# Description of the task
Scan the data for "chevron" and copy the lines it appears in.

==== The records ====

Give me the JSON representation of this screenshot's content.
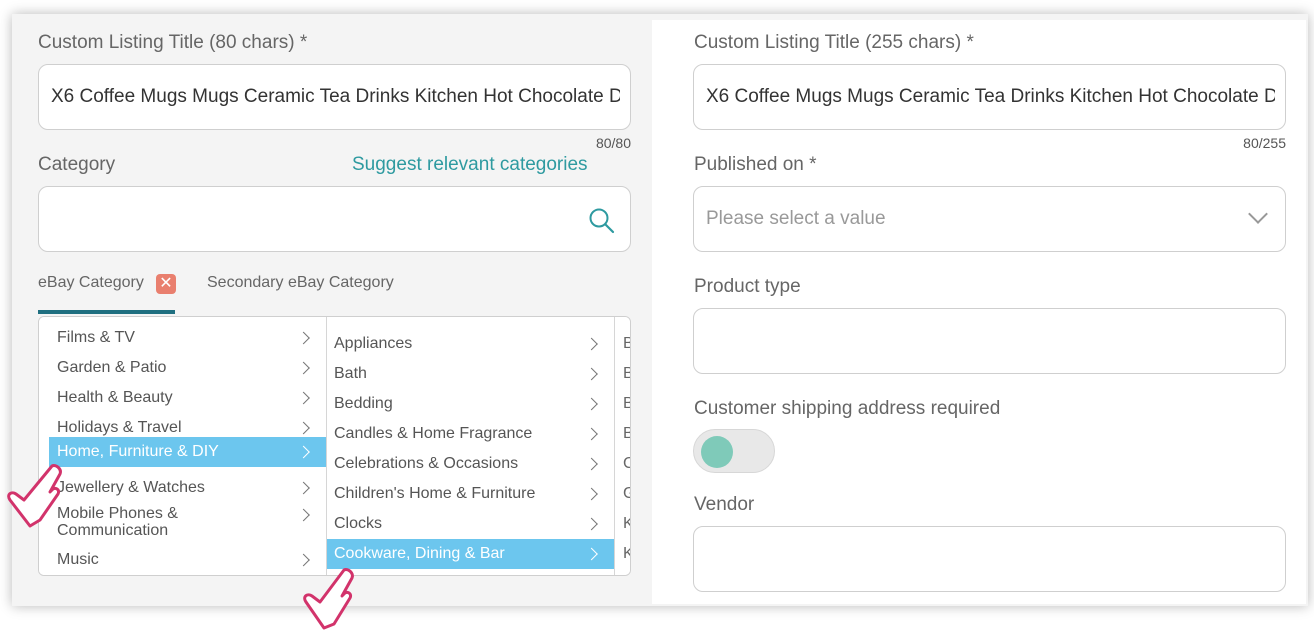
{
  "left": {
    "title_label": "Custom Listing Title (80 chars) *",
    "title_value": "X6 Coffee Mugs Mugs Ceramic Tea Drinks Kitchen Hot Chocolate D",
    "title_counter": "80/80",
    "category_label": "Category",
    "suggest_link": "Suggest relevant categories",
    "category_value": "",
    "tabs": {
      "ebay": "eBay Category",
      "secondary": "Secondary eBay Category"
    },
    "menu_col1": [
      {
        "label": "Films & TV"
      },
      {
        "label": "Garden & Patio"
      },
      {
        "label": "Health & Beauty"
      },
      {
        "label": "Holidays & Travel"
      },
      {
        "label": "Home, Furniture & DIY"
      },
      {
        "label": "Jewellery & Watches"
      },
      {
        "label": "Mobile Phones &"
      },
      {
        "label": "Communication"
      },
      {
        "label": "Music"
      }
    ],
    "menu_col2": [
      {
        "label": "Appliances"
      },
      {
        "label": "Bath"
      },
      {
        "label": "Bedding"
      },
      {
        "label": "Candles & Home Fragrance"
      },
      {
        "label": "Celebrations & Occasions"
      },
      {
        "label": "Children's Home & Furniture"
      },
      {
        "label": "Clocks"
      },
      {
        "label": "Cookware, Dining & Bar"
      }
    ],
    "menu_col3_letters": [
      "B",
      "B",
      "B",
      "B",
      "C",
      "G",
      "K",
      "K"
    ]
  },
  "right": {
    "title_label": "Custom Listing Title (255 chars) *",
    "title_value": "X6 Coffee Mugs Mugs Ceramic Tea Drinks Kitchen Hot Chocolate D",
    "title_counter": "80/255",
    "published_label": "Published on *",
    "published_placeholder": "Please select a value",
    "product_type_label": "Product type",
    "product_type_value": "",
    "shipping_label": "Customer shipping address required",
    "shipping_toggle_on": false,
    "vendor_label": "Vendor",
    "vendor_value": ""
  },
  "colors": {
    "accent": "#2e9aa0",
    "selected_item": "#6cc6ee",
    "tab_underline": "#1f6f80",
    "toggle_knob": "#7fcab9",
    "remove_badge": "#e97f6e",
    "cursor_outline": "#d2336b"
  },
  "icons": [
    "search-icon",
    "close-icon",
    "chevron-right-icon",
    "chevron-down-icon",
    "hand-cursor-icon"
  ]
}
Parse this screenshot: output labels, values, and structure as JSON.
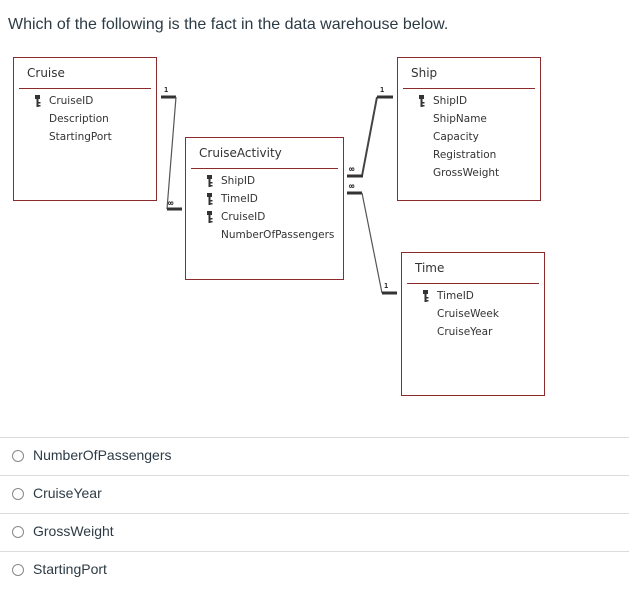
{
  "question": {
    "text": "Which of the following is the fact in the data warehouse below."
  },
  "diagram": {
    "border_color": "#8b2b2b",
    "tables": {
      "cruise": {
        "name": "Cruise",
        "fields": [
          {
            "name": "CruiseID",
            "key": true
          },
          {
            "name": "Description",
            "key": false
          },
          {
            "name": "StartingPort",
            "key": false
          }
        ]
      },
      "ship": {
        "name": "Ship",
        "fields": [
          {
            "name": "ShipID",
            "key": true
          },
          {
            "name": "ShipName",
            "key": false
          },
          {
            "name": "Capacity",
            "key": false
          },
          {
            "name": "Registration",
            "key": false
          },
          {
            "name": "GrossWeight",
            "key": false
          }
        ]
      },
      "cruise_activity": {
        "name": "CruiseActivity",
        "fields": [
          {
            "name": "ShipID",
            "key": true
          },
          {
            "name": "TimeID",
            "key": true
          },
          {
            "name": "CruiseID",
            "key": true
          },
          {
            "name": "NumberOfPassengers",
            "key": false
          }
        ]
      },
      "time": {
        "name": "Time",
        "fields": [
          {
            "name": "TimeID",
            "key": true
          },
          {
            "name": "CruiseWeek",
            "key": false
          },
          {
            "name": "CruiseYear",
            "key": false
          }
        ]
      }
    },
    "relationships": [
      {
        "from": "Cruise",
        "to": "CruiseActivity",
        "one_label": "1",
        "many_label": "∞"
      },
      {
        "from": "Ship",
        "to": "CruiseActivity",
        "one_label": "1",
        "many_label": "∞"
      },
      {
        "from": "Time",
        "to": "CruiseActivity",
        "one_label": "1",
        "many_label": "∞"
      }
    ]
  },
  "answers": [
    {
      "label": "NumberOfPassengers",
      "selected": false
    },
    {
      "label": "CruiseYear",
      "selected": false
    },
    {
      "label": "GrossWeight",
      "selected": false
    },
    {
      "label": "StartingPort",
      "selected": false
    }
  ]
}
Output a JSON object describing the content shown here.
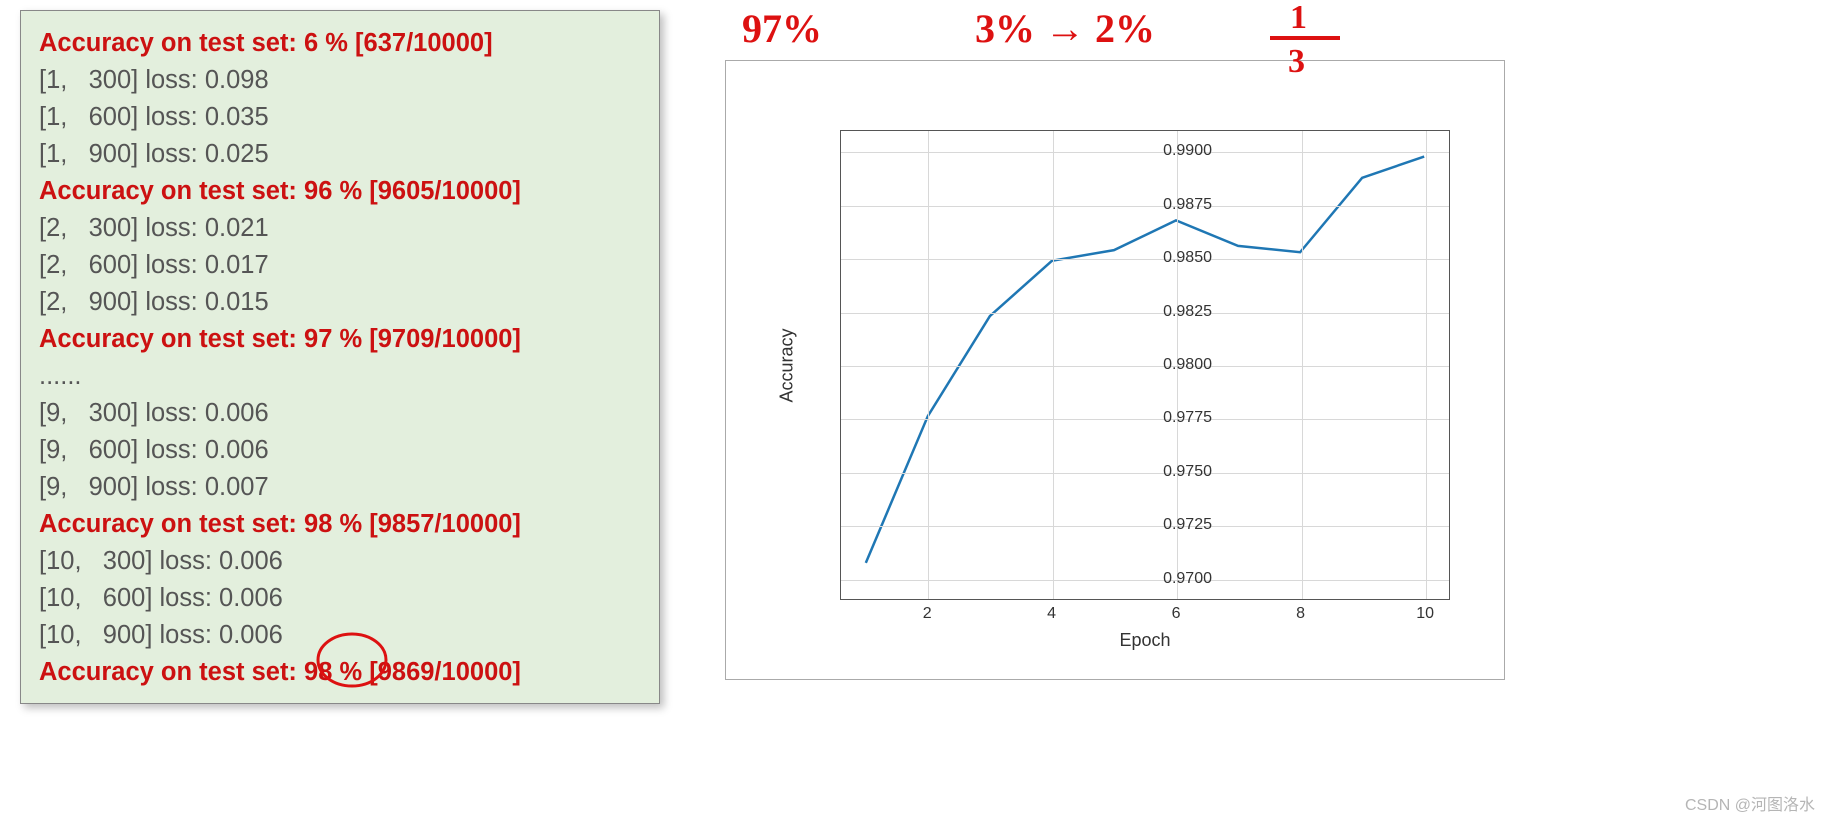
{
  "console": {
    "lines": [
      {
        "type": "acc",
        "text": "Accuracy on test set: 6 % [637/10000]"
      },
      {
        "type": "loss",
        "text": "[1,   300] loss: 0.098"
      },
      {
        "type": "loss",
        "text": "[1,   600] loss: 0.035"
      },
      {
        "type": "loss",
        "text": "[1,   900] loss: 0.025"
      },
      {
        "type": "acc",
        "text": "Accuracy on test set: 96 % [9605/10000]"
      },
      {
        "type": "loss",
        "text": "[2,   300] loss: 0.021"
      },
      {
        "type": "loss",
        "text": "[2,   600] loss: 0.017"
      },
      {
        "type": "loss",
        "text": "[2,   900] loss: 0.015"
      },
      {
        "type": "acc",
        "text": "Accuracy on test set: 97 % [9709/10000]"
      },
      {
        "type": "loss",
        "text": "......"
      },
      {
        "type": "loss",
        "text": "[9,   300] loss: 0.006"
      },
      {
        "type": "loss",
        "text": "[9,   600] loss: 0.006"
      },
      {
        "type": "loss",
        "text": "[9,   900] loss: 0.007"
      },
      {
        "type": "acc",
        "text": "Accuracy on test set: 98 % [9857/10000]"
      },
      {
        "type": "loss",
        "text": "[10,   300] loss: 0.006"
      },
      {
        "type": "loss",
        "text": "[10,   600] loss: 0.006"
      },
      {
        "type": "loss",
        "text": "[10,   900] loss: 0.006"
      },
      {
        "type": "acc",
        "text": "Accuracy on test set: 98 % [9869/10000]"
      }
    ]
  },
  "chart_data": {
    "type": "line",
    "xlabel": "Epoch",
    "ylabel": "Accuracy",
    "x": [
      1,
      2,
      3,
      4,
      5,
      6,
      7,
      8,
      9,
      10
    ],
    "values": [
      0.9707,
      0.9776,
      0.9823,
      0.9849,
      0.9854,
      0.9868,
      0.9856,
      0.9853,
      0.9888,
      0.9898
    ],
    "xticks": [
      2,
      4,
      6,
      8,
      10
    ],
    "yticks": [
      0.97,
      0.9725,
      0.975,
      0.9775,
      0.98,
      0.9825,
      0.985,
      0.9875,
      0.99
    ],
    "xlim": [
      0.6,
      10.4
    ],
    "ylim": [
      0.969,
      0.991
    ]
  },
  "annotations": {
    "hw1": "97%",
    "hw2": "3% → 2%",
    "hw3": "1/3",
    "circle_target": "98 %"
  },
  "watermark": "CSDN @河图洛水"
}
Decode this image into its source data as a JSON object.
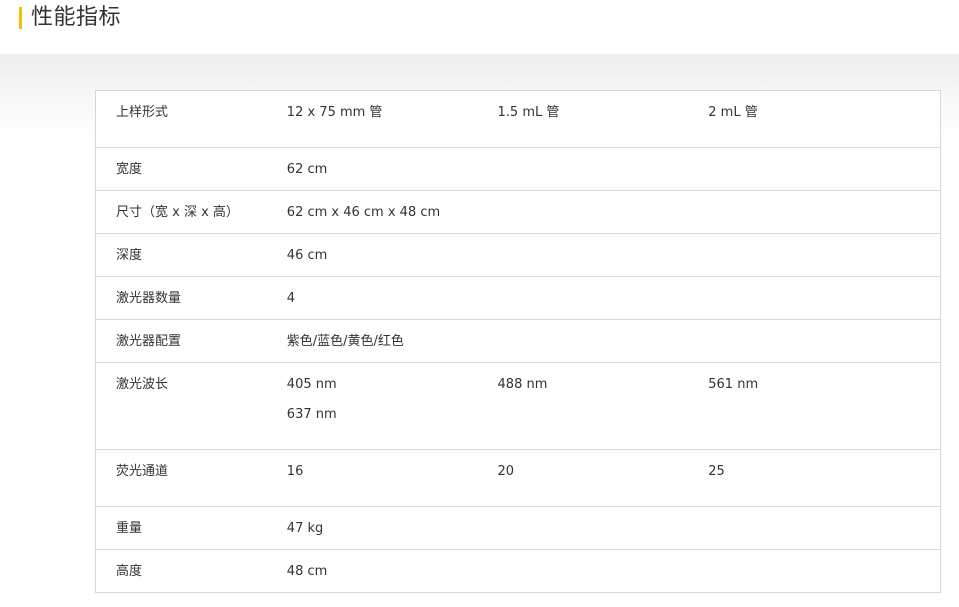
{
  "section": {
    "title": "性能指标"
  },
  "spec_table": {
    "rows": [
      {
        "label": "上样形式",
        "values": [
          "12 x 75 mm 管",
          "1.5 mL 管",
          "2 mL 管"
        ]
      },
      {
        "label": "宽度",
        "values": [
          "62 cm",
          "",
          ""
        ]
      },
      {
        "label": "尺寸（宽 x 深 x 高）",
        "values": [
          "62 cm x 46 cm x 48 cm",
          "",
          ""
        ]
      },
      {
        "label": "深度",
        "values": [
          "46 cm",
          "",
          ""
        ]
      },
      {
        "label": "激光器数量",
        "values": [
          "4",
          "",
          ""
        ]
      },
      {
        "label": "激光器配置",
        "values": [
          "紫色/蓝色/黄色/红色",
          "",
          ""
        ]
      },
      {
        "label": "激光波长",
        "values": [
          "405 nm",
          "488 nm",
          "561 nm"
        ],
        "extra": "637 nm"
      },
      {
        "label": "荧光通道",
        "values": [
          "16",
          "20",
          "25"
        ]
      },
      {
        "label": "重量",
        "values": [
          "47 kg",
          "",
          ""
        ]
      },
      {
        "label": "高度",
        "values": [
          "48 cm",
          "",
          ""
        ]
      }
    ]
  }
}
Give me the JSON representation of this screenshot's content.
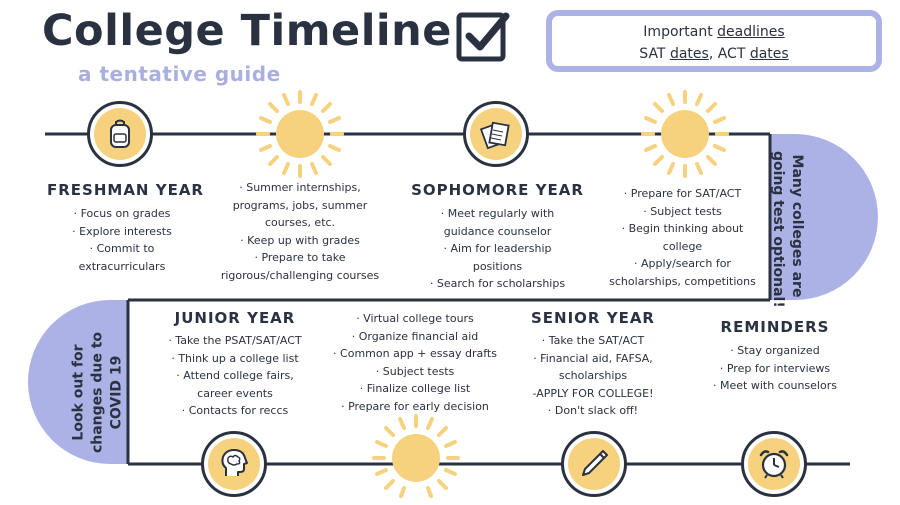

====

# Exercise output
    "chevron-right-icon",
    "chevron-down-icon",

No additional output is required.